» INSTRUCTIONS TO FOLLOW
Transcribe the entries that follow exactly as they appear, minus pictures.

» STORED DATA

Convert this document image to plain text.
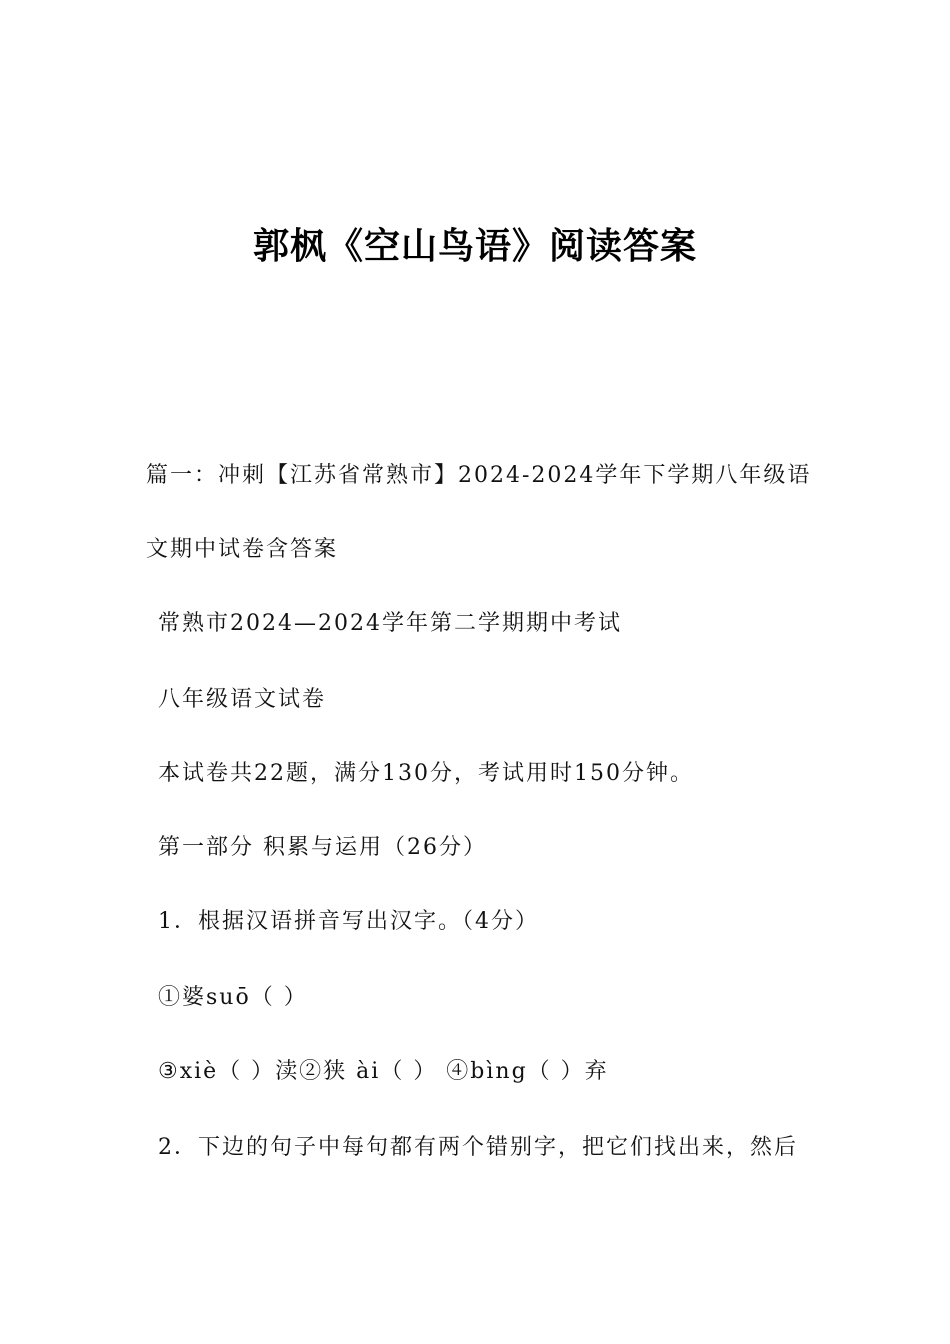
郭枫《空山鸟语》阅读答案
篇一：冲刺【江苏省常熟市】2024-2024学年下学期八年级语
文期中试卷含答案
常熟市2024—2024学年第二学期期中考试
八年级语文试卷
本试卷共22题，满分130分，考试用时150分钟。
第一部分 积累与运用（26分）
1．根据汉语拼音写出汉字。（4分）
①婆suō（ ）
③xiè（ ）渎②狭 ài（ ） ④bìng（ ）弃
2．下边的句子中每句都有两个错别字，把它们找出来，然后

» FINAL RESULT
Convert this document image to plain text.
郭枫《空山鸟语》阅读答案
篇一：冲刺【江苏省常熟市】2024-2024学年下学期八年级语
文期中试卷含答案
常熟市2024—2024学年第二学期期中考试
八年级语文试卷
本试卷共22题，满分130分，考试用时150分钟。
第一部分 积累与运用（26分）
1．根据汉语拼音写出汉字。（4分）
①婆suō（ ）
③xiè（ ）渎②狭 ài（ ） ④bìng（ ）弃
2．下边的句子中每句都有两个错别字，把它们找出来，然后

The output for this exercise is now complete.